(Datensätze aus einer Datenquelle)
■ ■ ■ ■ ■ ■ ■
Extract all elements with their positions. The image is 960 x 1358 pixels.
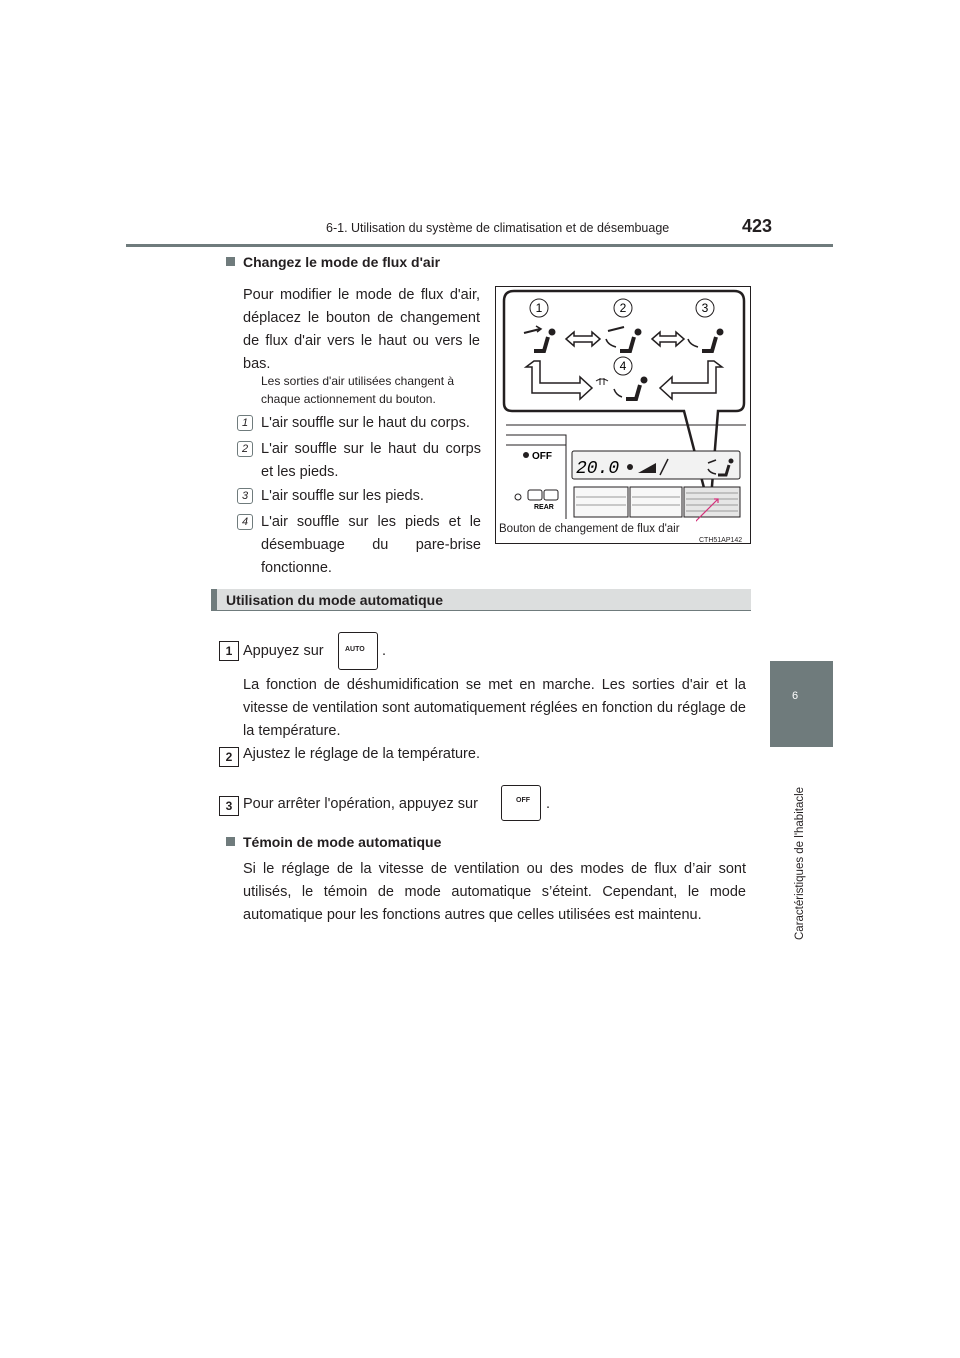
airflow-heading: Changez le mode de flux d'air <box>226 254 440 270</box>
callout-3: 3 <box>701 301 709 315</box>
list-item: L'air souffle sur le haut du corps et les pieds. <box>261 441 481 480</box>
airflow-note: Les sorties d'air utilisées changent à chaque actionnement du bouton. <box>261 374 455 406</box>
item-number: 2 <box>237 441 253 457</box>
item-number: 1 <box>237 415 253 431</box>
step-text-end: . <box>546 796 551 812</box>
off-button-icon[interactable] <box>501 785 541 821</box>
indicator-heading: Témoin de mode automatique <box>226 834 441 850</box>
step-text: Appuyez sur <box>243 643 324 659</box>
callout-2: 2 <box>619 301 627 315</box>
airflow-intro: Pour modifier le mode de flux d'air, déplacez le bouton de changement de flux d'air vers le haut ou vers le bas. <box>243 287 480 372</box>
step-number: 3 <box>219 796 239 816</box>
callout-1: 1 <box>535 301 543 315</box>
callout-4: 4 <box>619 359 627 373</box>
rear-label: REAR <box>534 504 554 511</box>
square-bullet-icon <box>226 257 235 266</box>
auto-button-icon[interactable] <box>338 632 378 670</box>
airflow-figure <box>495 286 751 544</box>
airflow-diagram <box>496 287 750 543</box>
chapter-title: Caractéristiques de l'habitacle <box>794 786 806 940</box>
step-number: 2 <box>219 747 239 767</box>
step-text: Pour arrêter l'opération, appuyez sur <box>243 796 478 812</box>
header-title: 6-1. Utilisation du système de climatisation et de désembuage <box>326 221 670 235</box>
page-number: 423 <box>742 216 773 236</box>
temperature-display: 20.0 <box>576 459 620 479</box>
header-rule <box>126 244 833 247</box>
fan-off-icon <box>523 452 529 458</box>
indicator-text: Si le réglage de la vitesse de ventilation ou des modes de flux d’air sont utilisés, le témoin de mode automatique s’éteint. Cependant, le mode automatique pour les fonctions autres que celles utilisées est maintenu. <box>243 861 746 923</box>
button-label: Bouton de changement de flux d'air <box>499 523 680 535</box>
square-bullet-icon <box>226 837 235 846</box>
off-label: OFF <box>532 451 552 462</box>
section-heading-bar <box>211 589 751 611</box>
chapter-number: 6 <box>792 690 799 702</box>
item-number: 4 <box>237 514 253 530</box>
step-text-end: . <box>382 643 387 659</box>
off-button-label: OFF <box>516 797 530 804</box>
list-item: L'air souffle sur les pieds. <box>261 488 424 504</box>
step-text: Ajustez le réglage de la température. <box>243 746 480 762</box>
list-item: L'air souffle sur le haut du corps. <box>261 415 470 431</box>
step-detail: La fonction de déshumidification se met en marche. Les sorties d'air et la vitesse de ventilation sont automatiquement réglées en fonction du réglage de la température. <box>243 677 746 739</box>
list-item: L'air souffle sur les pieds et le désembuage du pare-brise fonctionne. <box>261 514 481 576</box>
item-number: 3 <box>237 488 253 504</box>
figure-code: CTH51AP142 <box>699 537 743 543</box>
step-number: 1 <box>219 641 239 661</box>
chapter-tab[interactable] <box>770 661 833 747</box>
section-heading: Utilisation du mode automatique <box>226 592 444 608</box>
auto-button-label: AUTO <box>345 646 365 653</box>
■ ■ ■ ■ ■ ■ ■
▶ _Aufgabenstellung_
Wandle die gesamte Auflistung oben bitte in eine Markdown-Tabelle mit den Spalten „Nr.“ und „Zeile“ um, wobei jede Zeile eine fortlaufende Nummer erhält und Leerzeilen entfallen. Lass das Bild in der Antwort weg.

▶ _Erwartete Antwort_
| Nr. | Zeile |
|---|---|
| 1 | Extract all elements with their positions. The image is 960 x 1358 pixels. |
| 2 | airflow-heading: Changez le mode de flux d'air <box>226 254 440 270</box> |
| 3 | callout-3: 3 <box>701 301 709 315</box> |
| 4 | list-item: L'air souffle sur le haut du corps et les pieds. <box>261 441 481 480</box> |
| 5 | airflow-note: Les sorties d'air utilisées changent à chaque actionnement du bouton. <box>261 374 455 406</box> |
| 6 | item-number: 2 <box>237 441 253 457</box> |
| 7 | item-number: 1 <box>237 415 253 431</box> |
| 8 | step-text-end: . <box>546 796 551 812</box> |
| 9 | off-button-icon[interactable] <box>501 785 541 821</box> |
| 10 | indicator-heading: Témoin de mode automatique <box>226 834 441 850</box> |
| 11 | step-text: Appuyez sur <box>243 643 324 659</box> |
| 12 | callout-2: 2 <box>619 301 627 315</box> |
| 13 | airflow-intro: Pour modifier le mode de flux d'air, déplacez le bouton de changement de flux d'air vers le haut ou vers le bas. <box>243 287 480 372</box> |
| 14 | step-number: 3 <box>219 796 239 816</box> |
| 15 | callout-1: 1 <box>535 301 543 315</box> |
| 16 | callout-4: 4 <box>619 359 627 373</box> |
| 17 | rear-label: REAR <box>534 504 554 511</box> |
| 18 | square-bullet-icon <box>226 257 235 266</box> |
| 19 | auto-button-icon[interactable] <box>338 632 378 670</box> |
| 20 | airflow-figure <box>495 286 751 544</box> |
| 21 | airflow-diagram <box>496 287 750 543</box> |
| 22 | chapter-title: Caractéristiques de l'habitacle <box>794 786 806 940</box> |
| 23 | step-number: 2 <box>219 747 239 767</box> |
| 24 | step-text: Pour arrêter l'opération, appuyez sur <box>243 796 478 812</box> |
| 25 | header-title: 6-1. Utilisation du système de climatisation et de désembuage <box>326 221 670 235</box> |
| 26 | page-number: 423 <box>742 216 773 236</box> |
| 27 | temperature-display: 20.0 <box>576 459 620 479</box> |
| 28 | header-rule <box>126 244 833 247</box> |
| 29 | fan-off-icon <box>523 452 529 458</box> |
| 30 | indicator-text: Si le réglage de la vitesse de ventilation ou des modes de flux d’air sont utilisés, le témoin de mode automatique s’éteint. Cependant, le mode automatique pour les fonctions autres que celles utilisées est maintenu. <box>243 861 746 923</box> |
| 31 | button-label: Bouton de changement de flux d'air <box>499 523 680 535</box> |
| 32 | square-bullet-icon <box>226 837 235 846</box> |
| 33 | off-label: OFF <box>532 451 552 462</box> |
| 34 | section-heading-bar <box>211 589 751 611</box> |
| 35 | chapter-number: 6 <box>792 690 799 702</box> |
| 36 | item-number: 4 <box>237 514 253 530</box> |
| 37 | step-text-end: . <box>382 643 387 659</box> |
| 38 | off-button-label: OFF <box>516 797 530 804</box> |
| 39 | list-item: L'air souffle sur les pieds. <box>261 488 424 504</box> |
| 40 | step-text: Ajustez le réglage de la température. <box>243 746 480 762</box> |
| 41 | list-item: L'air souffle sur le haut du corps. <box>261 415 470 431</box> |
| 42 | step-detail: La fonction de déshumidification se met en marche. Les sorties d'air et la vitesse de ventilation sont automatiquement réglées en fonction du réglage de la température. <box>243 677 746 739</box> |
| 43 | list-item: L'air souffle sur les pieds et le désembuage du pare-brise fonctionne. <box>261 514 481 576</box> |
| 44 | item-number: 3 <box>237 488 253 504</box> |
| 45 | figure-code: CTH51AP142 <box>699 537 743 543</box> |
| 46 | step-number: 1 <box>219 641 239 661</box> |
| 47 | chapter-tab[interactable] <box>770 661 833 747</box> |
| 48 | section-heading: Utilisation du mode automatique <box>226 592 444 608</box> |
| 49 | auto-button-label: AUTO <box>345 646 365 653</box> |